BEGIN Information provided
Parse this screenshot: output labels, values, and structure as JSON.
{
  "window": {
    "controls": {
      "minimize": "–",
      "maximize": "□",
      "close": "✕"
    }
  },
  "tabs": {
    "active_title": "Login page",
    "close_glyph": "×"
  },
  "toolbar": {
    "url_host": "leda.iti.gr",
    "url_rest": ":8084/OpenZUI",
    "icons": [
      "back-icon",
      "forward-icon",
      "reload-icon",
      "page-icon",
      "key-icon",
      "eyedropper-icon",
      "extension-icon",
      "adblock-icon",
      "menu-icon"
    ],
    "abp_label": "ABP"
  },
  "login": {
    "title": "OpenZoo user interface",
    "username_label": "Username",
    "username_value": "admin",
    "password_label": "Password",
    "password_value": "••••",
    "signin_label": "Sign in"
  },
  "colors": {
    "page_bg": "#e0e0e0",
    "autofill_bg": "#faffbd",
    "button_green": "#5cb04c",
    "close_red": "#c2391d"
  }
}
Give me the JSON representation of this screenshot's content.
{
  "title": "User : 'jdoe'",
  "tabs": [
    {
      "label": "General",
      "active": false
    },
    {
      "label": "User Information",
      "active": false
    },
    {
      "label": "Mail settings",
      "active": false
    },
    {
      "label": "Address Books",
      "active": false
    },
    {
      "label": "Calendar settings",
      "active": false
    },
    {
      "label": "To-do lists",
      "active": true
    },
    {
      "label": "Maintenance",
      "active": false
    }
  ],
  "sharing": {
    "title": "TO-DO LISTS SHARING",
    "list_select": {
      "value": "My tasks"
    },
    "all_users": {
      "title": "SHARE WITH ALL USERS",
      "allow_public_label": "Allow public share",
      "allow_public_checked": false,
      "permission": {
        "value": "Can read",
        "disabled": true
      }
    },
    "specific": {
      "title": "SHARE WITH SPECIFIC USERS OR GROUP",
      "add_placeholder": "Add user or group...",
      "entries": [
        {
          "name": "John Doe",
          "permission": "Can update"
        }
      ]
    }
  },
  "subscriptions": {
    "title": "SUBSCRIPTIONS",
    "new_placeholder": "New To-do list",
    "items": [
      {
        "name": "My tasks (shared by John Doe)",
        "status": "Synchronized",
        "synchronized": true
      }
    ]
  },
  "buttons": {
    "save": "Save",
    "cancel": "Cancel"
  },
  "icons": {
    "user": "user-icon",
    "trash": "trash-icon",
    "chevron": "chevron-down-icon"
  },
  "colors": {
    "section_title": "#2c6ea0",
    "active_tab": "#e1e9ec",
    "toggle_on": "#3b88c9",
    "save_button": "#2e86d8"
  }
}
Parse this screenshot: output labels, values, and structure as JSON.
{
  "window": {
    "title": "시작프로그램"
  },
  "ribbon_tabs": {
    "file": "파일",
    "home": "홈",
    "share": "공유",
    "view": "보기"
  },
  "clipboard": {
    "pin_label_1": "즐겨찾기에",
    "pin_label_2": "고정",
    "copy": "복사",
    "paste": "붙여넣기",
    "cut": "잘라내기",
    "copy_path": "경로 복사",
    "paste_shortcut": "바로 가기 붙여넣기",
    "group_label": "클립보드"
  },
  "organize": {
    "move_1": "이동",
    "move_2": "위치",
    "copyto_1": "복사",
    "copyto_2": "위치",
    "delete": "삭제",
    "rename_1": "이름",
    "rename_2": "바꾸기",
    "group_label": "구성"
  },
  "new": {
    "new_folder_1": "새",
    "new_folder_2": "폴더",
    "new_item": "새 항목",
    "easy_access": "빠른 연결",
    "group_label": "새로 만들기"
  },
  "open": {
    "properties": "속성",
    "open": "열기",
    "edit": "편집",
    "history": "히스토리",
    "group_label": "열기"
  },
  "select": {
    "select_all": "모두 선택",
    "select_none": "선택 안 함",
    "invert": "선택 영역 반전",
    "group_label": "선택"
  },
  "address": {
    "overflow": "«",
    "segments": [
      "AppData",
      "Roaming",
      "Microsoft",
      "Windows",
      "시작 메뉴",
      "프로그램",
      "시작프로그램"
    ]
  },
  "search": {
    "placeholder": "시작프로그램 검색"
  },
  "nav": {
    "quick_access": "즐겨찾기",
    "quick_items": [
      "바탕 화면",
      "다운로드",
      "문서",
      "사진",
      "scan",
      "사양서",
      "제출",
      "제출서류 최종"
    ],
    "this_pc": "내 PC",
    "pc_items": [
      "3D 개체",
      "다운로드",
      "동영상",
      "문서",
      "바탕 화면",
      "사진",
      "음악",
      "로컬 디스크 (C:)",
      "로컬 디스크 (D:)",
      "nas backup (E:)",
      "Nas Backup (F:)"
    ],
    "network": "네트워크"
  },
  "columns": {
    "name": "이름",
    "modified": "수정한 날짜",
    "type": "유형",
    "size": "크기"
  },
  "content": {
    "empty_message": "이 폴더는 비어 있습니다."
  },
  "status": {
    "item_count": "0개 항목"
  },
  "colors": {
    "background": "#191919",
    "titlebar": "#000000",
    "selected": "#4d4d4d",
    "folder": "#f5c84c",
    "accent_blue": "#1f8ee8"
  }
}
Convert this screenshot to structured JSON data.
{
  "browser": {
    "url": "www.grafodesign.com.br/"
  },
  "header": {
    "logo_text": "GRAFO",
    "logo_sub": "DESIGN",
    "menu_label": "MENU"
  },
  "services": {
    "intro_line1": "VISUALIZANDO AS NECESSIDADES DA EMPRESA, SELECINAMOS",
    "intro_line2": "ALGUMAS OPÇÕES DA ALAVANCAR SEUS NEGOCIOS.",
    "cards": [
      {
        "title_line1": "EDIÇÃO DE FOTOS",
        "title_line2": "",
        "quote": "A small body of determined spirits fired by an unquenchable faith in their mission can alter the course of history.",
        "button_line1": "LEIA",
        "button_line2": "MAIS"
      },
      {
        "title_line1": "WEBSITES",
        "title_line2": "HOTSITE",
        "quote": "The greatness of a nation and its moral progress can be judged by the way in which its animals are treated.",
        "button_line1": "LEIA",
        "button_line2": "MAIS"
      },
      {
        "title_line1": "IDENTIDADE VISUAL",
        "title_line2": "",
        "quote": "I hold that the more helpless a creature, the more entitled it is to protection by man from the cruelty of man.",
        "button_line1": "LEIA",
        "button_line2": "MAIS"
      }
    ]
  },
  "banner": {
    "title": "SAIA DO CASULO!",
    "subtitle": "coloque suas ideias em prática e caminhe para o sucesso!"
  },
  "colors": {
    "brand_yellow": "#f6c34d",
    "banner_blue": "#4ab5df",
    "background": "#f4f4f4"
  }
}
END Information provided
Exercise → Extract each line of the listing above, copying it word for word.

Solved exercise →
Parse this screenshot: output labels, values, and structure as JSON.
{
  "window": {
    "controls": {
      "minimize": "–",
      "maximize": "□",
      "close": "✕"
    }
  },
  "tabs": {
    "active_title": "Login page",
    "close_glyph": "×"
  },
  "toolbar": {
    "url_host": "leda.iti.gr",
    "url_rest": ":8084/OpenZUI",
    "icons": [
      "back-icon",
      "forward-icon",
      "reload-icon",
      "page-icon",
      "key-icon",
      "eyedropper-icon",
      "extension-icon",
      "adblock-icon",
      "menu-icon"
    ],
    "abp_label": "ABP"
  },
  "login": {
    "title": "OpenZoo user interface",
    "username_label": "Username",
    "username_value": "admin",
    "password_label": "Password",
    "password_value": "••••",
    "signin_label": "Sign in"
  },
  "colors": {
    "page_bg": "#e0e0e0",
    "autofill_bg": "#faffbd",
    "button_green": "#5cb04c",
    "close_red": "#c2391d"
  }
}
Give me the JSON representation of this screenshot's content.
{
  "title": "User : 'jdoe'",
  "tabs": [
    {
      "label": "General",
      "active": false
    },
    {
      "label": "User Information",
      "active": false
    },
    {
      "label": "Mail settings",
      "active": false
    },
    {
      "label": "Address Books",
      "active": false
    },
    {
      "label": "Calendar settings",
      "active": false
    },
    {
      "label": "To-do lists",
      "active": true
    },
    {
      "label": "Maintenance",
      "active": false
    }
  ],
  "sharing": {
    "title": "TO-DO LISTS SHARING",
    "list_select": {
      "value": "My tasks"
    },
    "all_users": {
      "title": "SHARE WITH ALL USERS",
      "allow_public_label": "Allow public share",
      "allow_public_checked": false,
      "permission": {
        "value": "Can read",
        "disabled": true
      }
    },
    "specific": {
      "title": "SHARE WITH SPECIFIC USERS OR GROUP",
      "add_placeholder": "Add user or group...",
      "entries": [
        {
          "name": "John Doe",
          "permission": "Can update"
        }
      ]
    }
  },
  "subscriptions": {
    "title": "SUBSCRIPTIONS",
    "new_placeholder": "New To-do list",
    "items": [
      {
        "name": "My tasks (shared by John Doe)",
        "status": "Synchronized",
        "synchronized": true
      }
    ]
  },
  "buttons": {
    "save": "Save",
    "cancel": "Cancel"
  },
  "icons": {
    "user": "user-icon",
    "trash": "trash-icon",
    "chevron": "chevron-down-icon"
  },
  "colors": {
    "section_title": "#2c6ea0",
    "active_tab": "#e1e9ec",
    "toggle_on": "#3b88c9",
    "save_button": "#2e86d8"
  }
}
Parse this screenshot: output labels, values, and structure as JSON.
{
  "window": {
    "title": "시작프로그램"
  },
  "ribbon_tabs": {
    "file": "파일",
    "home": "홈",
    "share": "공유",
    "view": "보기"
  },
  "clipboard": {
    "pin_label_1": "즐겨찾기에",
    "pin_label_2": "고정",
    "copy": "복사",
    "paste": "붙여넣기",
    "cut": "잘라내기",
    "copy_path": "경로 복사",
    "paste_shortcut": "바로 가기 붙여넣기",
    "group_label": "클립보드"
  },
  "organize": {
    "move_1": "이동",
    "move_2": "위치",
    "copyto_1": "복사",
    "copyto_2": "위치",
    "delete": "삭제",
    "rename_1": "이름",
    "rename_2": "바꾸기",
    "group_label": "구성"
  },
  "new": {
    "new_folder_1": "새",
    "new_folder_2": "폴더",
    "new_item": "새 항목",
    "easy_access": "빠른 연결",
    "group_label": "새로 만들기"
  },
  "open": {
    "properties": "속성",
    "open": "열기",
    "edit": "편집",
    "history": "히스토리",
    "group_label": "열기"
  },
  "select": {
    "select_all": "모두 선택",
    "select_none": "선택 안 함",
    "invert": "선택 영역 반전",
    "group_label": "선택"
  },
  "address": {
    "overflow": "«",
    "segments": [
      "AppData",
      "Roaming",
      "Microsoft",
      "Windows",
      "시작 메뉴",
      "프로그램",
      "시작프로그램"
    ]
  },
  "search": {
    "placeholder": "시작프로그램 검색"
  },
  "nav": {
    "quick_access": "즐겨찾기",
    "quick_items": [
      "바탕 화면",
      "다운로드",
      "문서",
      "사진",
      "scan",
      "사양서",
      "제출",
      "제출서류 최종"
    ],
    "this_pc": "내 PC",
    "pc_items": [
      "3D 개체",
      "다운로드",
      "동영상",
      "문서",
      "바탕 화면",
      "사진",
      "음악",
      "로컬 디스크 (C:)",
      "로컬 디스크 (D:)",
      "nas backup (E:)",
      "Nas Backup (F:)"
    ],
    "network": "네트워크"
  },
  "columns": {
    "name": "이름",
    "modified": "수정한 날짜",
    "type": "유형",
    "size": "크기"
  },
  "content": {
    "empty_message": "이 폴더는 비어 있습니다."
  },
  "status": {
    "item_count": "0개 항목"
  },
  "colors": {
    "background": "#191919",
    "titlebar": "#000000",
    "selected": "#4d4d4d",
    "folder": "#f5c84c",
    "accent_blue": "#1f8ee8"
  }
}
Convert this screenshot to structured JSON data.
{
  "browser": {
    "url": "www.grafodesign.com.br/"
  },
  "header": {
    "logo_text": "GRAFO",
    "logo_sub": "DESIGN",
    "menu_label": "MENU"
  },
  "services": {
    "intro_line1": "VISUALIZANDO AS NECESSIDADES DA EMPRESA, SELECINAMOS",
    "intro_line2": "ALGUMAS OPÇÕES DA ALAVANCAR SEUS NEGOCIOS.",
    "cards": [
      {
        "title_line1": "EDIÇÃO DE FOTOS",
        "title_line2": "",
        "quote": "A small body of determined spirits fired by an unquenchable faith in their mission can alter the course of history.",
        "button_line1": "LEIA",
        "button_line2": "MAIS"
      },
      {
        "title_line1": "WEBSITES",
        "title_line2": "HOTSITE",
        "quote": "The greatness of a nation and its moral progress can be judged by the way in which its animals are treated.",
        "button_line1": "LEIA",
        "button_line2": "MAIS"
      },
      {
        "title_line1": "IDENTIDADE VISUAL",
        "title_line2": "",
        "quote": "I hold that the more helpless a creature, the more entitled it is to protection by man from the cruelty of man.",
        "button_line1": "LEIA",
        "button_line2": "MAIS"
      }
    ]
  },
  "banner": {
    "title": "SAIA DO CASULO!",
    "subtitle": "coloque suas ideias em prática e caminhe para o sucesso!"
  },
  "colors": {
    "brand_yellow": "#f6c34d",
    "banner_blue": "#4ab5df",
    "background": "#f4f4f4"
  }
}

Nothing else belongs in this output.